++++ Source data ++++

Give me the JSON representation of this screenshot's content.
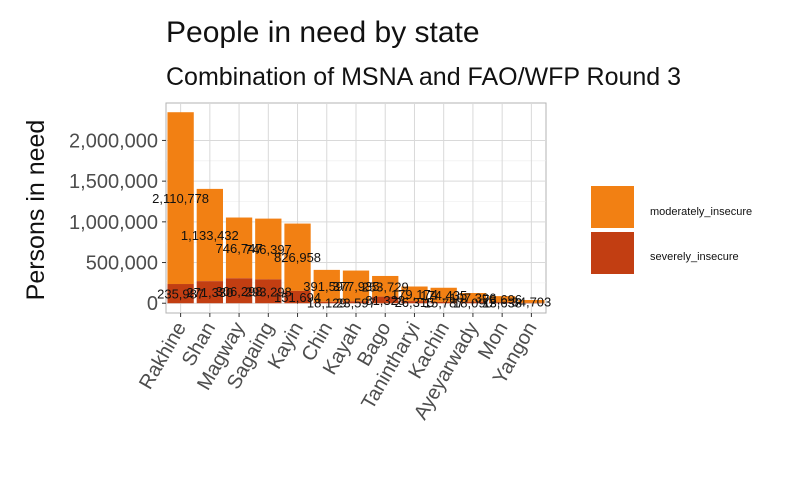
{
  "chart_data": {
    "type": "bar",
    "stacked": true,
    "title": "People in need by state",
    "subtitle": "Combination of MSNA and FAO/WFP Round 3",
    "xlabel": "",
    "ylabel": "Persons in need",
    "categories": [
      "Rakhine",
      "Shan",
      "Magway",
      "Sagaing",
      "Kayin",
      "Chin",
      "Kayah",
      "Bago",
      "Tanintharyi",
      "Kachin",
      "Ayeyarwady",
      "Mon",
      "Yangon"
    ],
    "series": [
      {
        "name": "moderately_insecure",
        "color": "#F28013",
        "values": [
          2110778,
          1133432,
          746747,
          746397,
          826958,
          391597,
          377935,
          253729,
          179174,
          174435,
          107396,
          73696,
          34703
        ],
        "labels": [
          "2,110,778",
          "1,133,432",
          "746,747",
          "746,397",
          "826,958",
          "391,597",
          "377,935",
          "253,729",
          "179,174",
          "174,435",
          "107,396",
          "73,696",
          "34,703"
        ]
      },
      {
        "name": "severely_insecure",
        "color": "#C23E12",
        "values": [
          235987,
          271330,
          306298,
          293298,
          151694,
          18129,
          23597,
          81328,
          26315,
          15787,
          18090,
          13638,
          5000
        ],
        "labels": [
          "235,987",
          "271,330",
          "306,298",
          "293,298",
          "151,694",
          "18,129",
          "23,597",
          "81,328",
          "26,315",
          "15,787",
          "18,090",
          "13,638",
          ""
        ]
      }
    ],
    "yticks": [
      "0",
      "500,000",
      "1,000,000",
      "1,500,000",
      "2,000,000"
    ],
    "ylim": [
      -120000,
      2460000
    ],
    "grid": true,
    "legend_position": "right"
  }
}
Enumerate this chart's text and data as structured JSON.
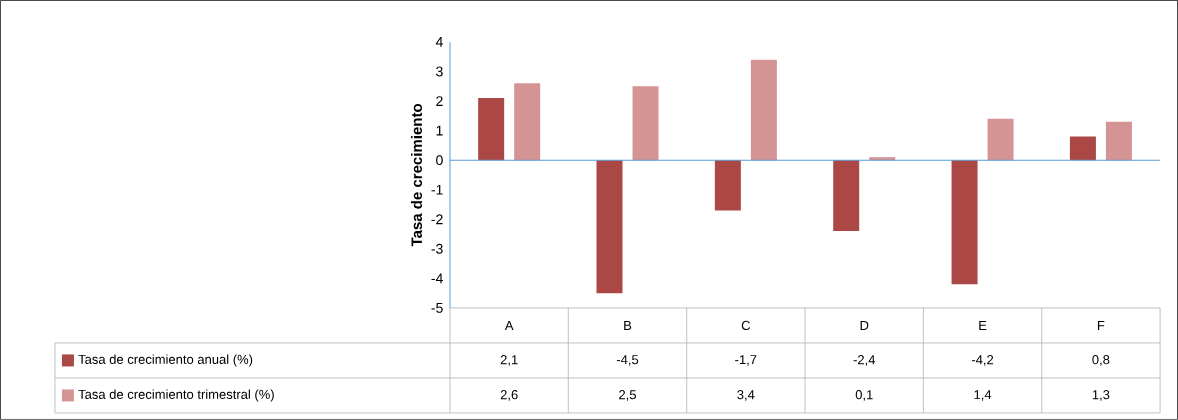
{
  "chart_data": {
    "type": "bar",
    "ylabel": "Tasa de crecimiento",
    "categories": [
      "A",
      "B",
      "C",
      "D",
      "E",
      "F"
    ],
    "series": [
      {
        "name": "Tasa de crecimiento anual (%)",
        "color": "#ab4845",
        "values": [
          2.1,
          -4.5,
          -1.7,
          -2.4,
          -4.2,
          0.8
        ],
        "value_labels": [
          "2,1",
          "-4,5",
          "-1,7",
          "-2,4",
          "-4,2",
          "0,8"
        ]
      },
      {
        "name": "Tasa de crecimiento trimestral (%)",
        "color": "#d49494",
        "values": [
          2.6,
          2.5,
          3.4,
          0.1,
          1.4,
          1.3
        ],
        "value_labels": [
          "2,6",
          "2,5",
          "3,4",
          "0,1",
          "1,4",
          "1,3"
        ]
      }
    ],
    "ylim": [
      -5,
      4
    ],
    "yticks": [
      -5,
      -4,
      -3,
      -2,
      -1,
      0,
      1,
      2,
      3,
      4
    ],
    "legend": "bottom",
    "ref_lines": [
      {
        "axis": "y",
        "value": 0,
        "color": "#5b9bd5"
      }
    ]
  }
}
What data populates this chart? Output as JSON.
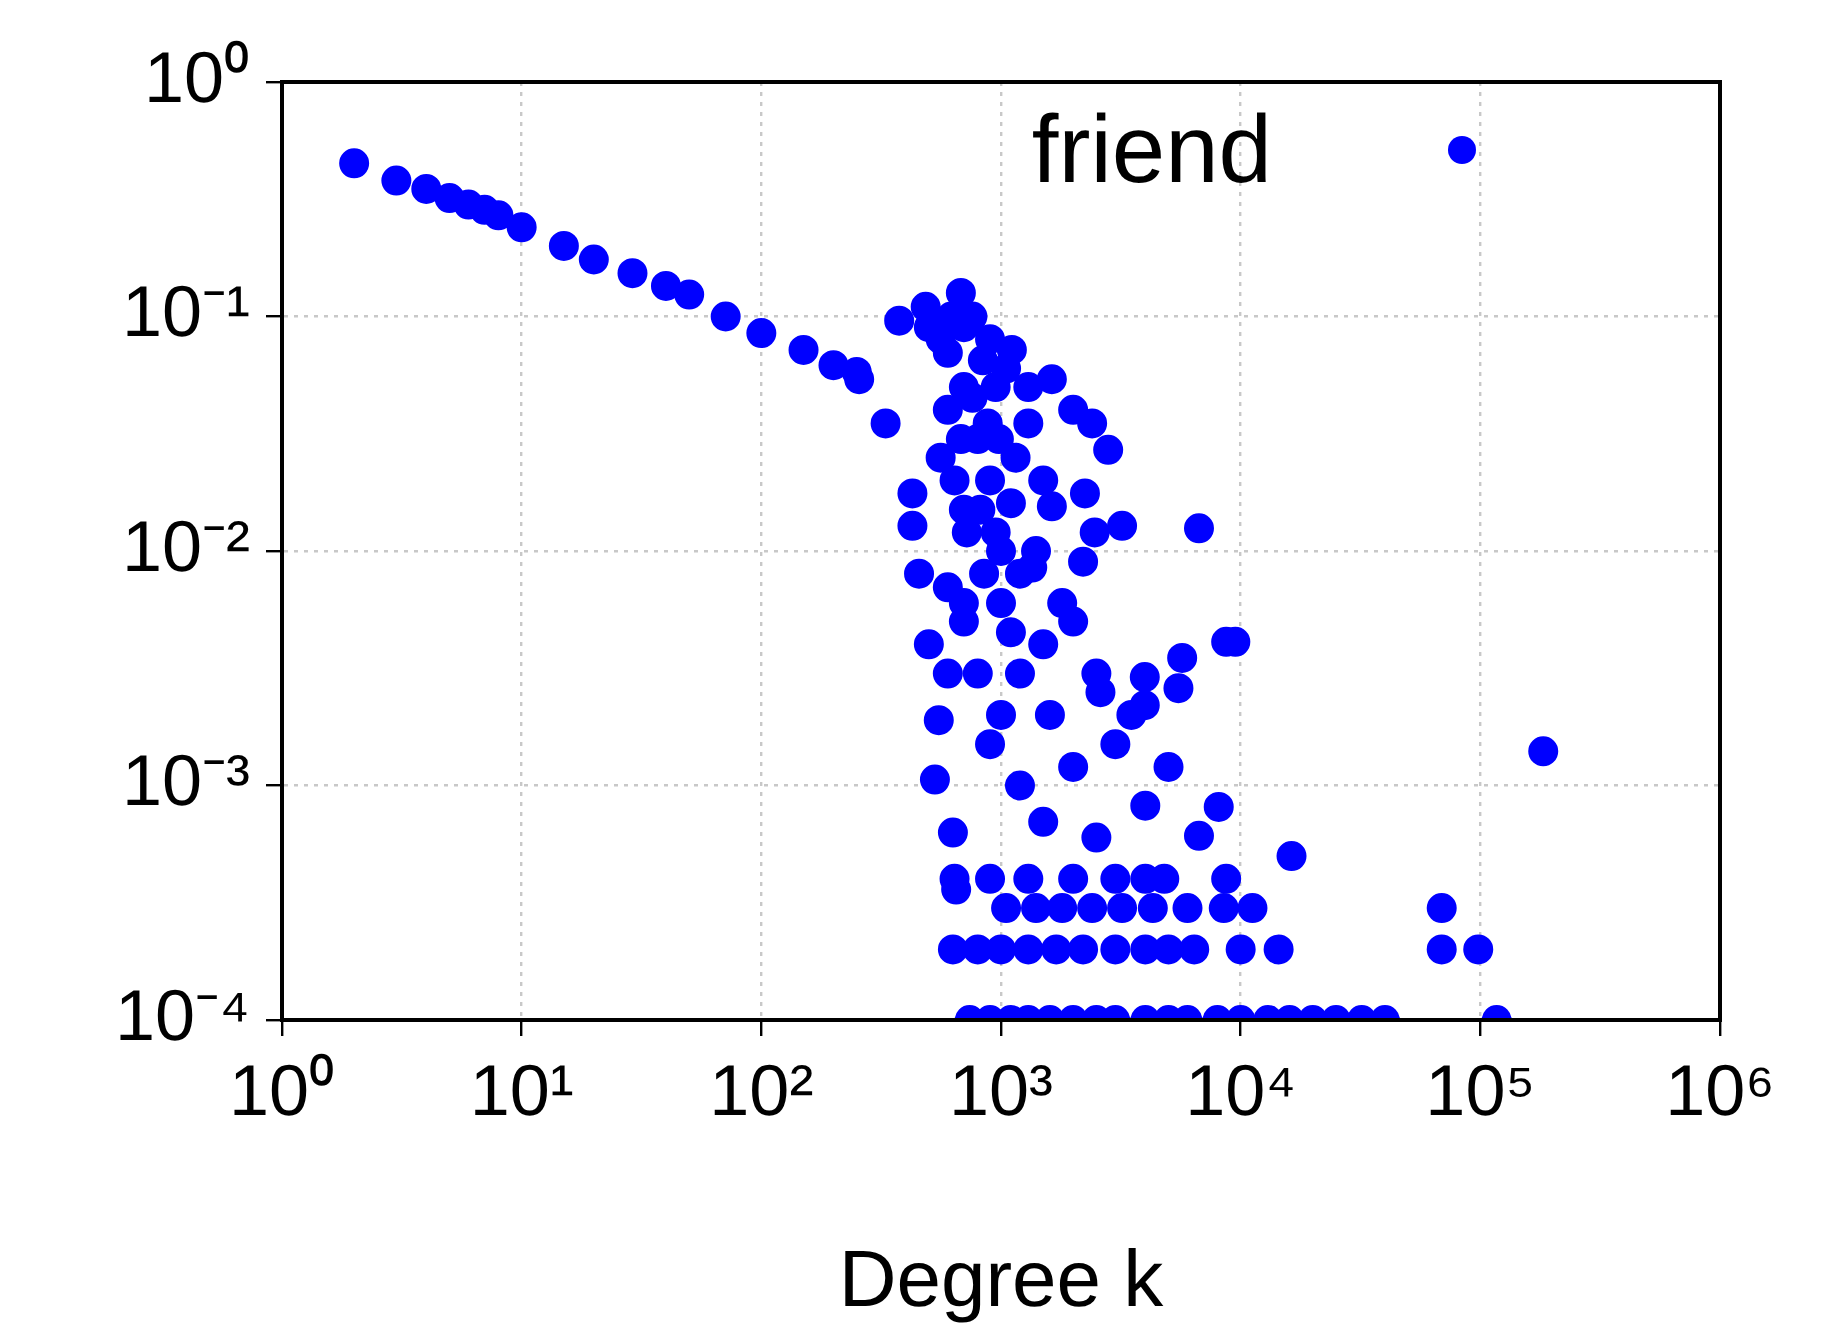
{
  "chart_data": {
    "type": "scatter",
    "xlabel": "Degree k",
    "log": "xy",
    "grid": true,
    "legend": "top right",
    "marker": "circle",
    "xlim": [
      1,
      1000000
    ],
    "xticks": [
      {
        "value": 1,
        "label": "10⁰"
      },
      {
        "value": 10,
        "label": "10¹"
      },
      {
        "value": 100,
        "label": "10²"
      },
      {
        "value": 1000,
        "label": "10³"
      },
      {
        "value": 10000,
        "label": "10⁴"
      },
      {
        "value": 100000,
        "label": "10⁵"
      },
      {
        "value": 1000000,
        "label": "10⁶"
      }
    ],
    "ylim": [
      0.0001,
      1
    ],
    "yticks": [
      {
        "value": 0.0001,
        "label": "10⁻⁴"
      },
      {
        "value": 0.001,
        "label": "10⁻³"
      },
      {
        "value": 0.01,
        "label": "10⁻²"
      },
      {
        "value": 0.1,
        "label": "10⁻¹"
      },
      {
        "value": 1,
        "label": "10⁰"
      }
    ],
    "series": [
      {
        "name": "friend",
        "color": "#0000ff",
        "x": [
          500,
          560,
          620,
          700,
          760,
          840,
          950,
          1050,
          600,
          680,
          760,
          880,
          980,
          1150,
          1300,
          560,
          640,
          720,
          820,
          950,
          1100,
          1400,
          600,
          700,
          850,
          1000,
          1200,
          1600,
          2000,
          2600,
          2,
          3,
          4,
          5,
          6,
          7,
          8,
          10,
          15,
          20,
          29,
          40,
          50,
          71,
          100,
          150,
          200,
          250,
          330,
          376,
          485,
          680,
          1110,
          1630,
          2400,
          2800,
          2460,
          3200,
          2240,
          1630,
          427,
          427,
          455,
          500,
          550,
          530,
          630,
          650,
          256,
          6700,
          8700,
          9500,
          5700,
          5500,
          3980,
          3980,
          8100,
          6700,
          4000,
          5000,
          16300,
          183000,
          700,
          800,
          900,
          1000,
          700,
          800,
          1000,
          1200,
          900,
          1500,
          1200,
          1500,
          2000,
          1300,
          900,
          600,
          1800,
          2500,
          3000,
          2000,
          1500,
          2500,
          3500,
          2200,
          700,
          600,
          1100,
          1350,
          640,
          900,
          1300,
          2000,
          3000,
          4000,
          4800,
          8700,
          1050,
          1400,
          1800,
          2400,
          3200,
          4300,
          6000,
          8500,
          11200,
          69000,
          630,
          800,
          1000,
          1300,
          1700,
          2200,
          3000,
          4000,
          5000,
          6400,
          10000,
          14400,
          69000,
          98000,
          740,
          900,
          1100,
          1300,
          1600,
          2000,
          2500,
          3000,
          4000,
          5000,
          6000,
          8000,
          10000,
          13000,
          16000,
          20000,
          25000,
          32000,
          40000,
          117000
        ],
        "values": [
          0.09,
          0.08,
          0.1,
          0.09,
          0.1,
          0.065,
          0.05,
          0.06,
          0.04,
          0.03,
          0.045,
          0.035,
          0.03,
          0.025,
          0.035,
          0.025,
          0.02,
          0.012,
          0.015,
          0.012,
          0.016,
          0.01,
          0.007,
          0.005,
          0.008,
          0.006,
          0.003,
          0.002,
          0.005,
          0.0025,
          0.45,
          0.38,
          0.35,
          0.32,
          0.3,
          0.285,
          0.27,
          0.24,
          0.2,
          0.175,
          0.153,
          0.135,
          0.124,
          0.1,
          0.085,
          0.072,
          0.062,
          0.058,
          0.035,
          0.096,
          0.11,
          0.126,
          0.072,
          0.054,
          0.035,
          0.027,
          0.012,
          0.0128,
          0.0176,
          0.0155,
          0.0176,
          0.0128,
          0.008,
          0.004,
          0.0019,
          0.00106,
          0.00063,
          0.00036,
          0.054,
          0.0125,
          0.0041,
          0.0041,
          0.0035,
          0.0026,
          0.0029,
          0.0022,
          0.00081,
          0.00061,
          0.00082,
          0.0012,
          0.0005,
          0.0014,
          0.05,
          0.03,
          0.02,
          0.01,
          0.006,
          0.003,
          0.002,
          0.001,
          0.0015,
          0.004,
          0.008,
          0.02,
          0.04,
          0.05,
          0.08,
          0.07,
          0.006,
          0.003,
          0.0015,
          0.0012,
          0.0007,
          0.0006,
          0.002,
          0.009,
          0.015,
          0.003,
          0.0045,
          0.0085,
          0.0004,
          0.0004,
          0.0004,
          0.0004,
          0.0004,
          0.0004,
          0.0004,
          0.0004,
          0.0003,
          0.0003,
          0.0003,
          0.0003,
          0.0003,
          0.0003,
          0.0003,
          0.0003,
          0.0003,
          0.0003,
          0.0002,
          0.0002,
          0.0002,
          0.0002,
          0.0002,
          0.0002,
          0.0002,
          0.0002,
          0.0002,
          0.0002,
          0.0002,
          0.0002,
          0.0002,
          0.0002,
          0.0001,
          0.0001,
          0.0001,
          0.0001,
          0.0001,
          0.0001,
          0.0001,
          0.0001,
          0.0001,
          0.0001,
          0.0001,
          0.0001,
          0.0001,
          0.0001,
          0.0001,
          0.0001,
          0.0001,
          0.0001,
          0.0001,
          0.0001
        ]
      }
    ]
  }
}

++++

Only lines that contain the word "need" are wanted; copy each of them.

    "title": "People in need by state",
    "ylabel": "Persons in need",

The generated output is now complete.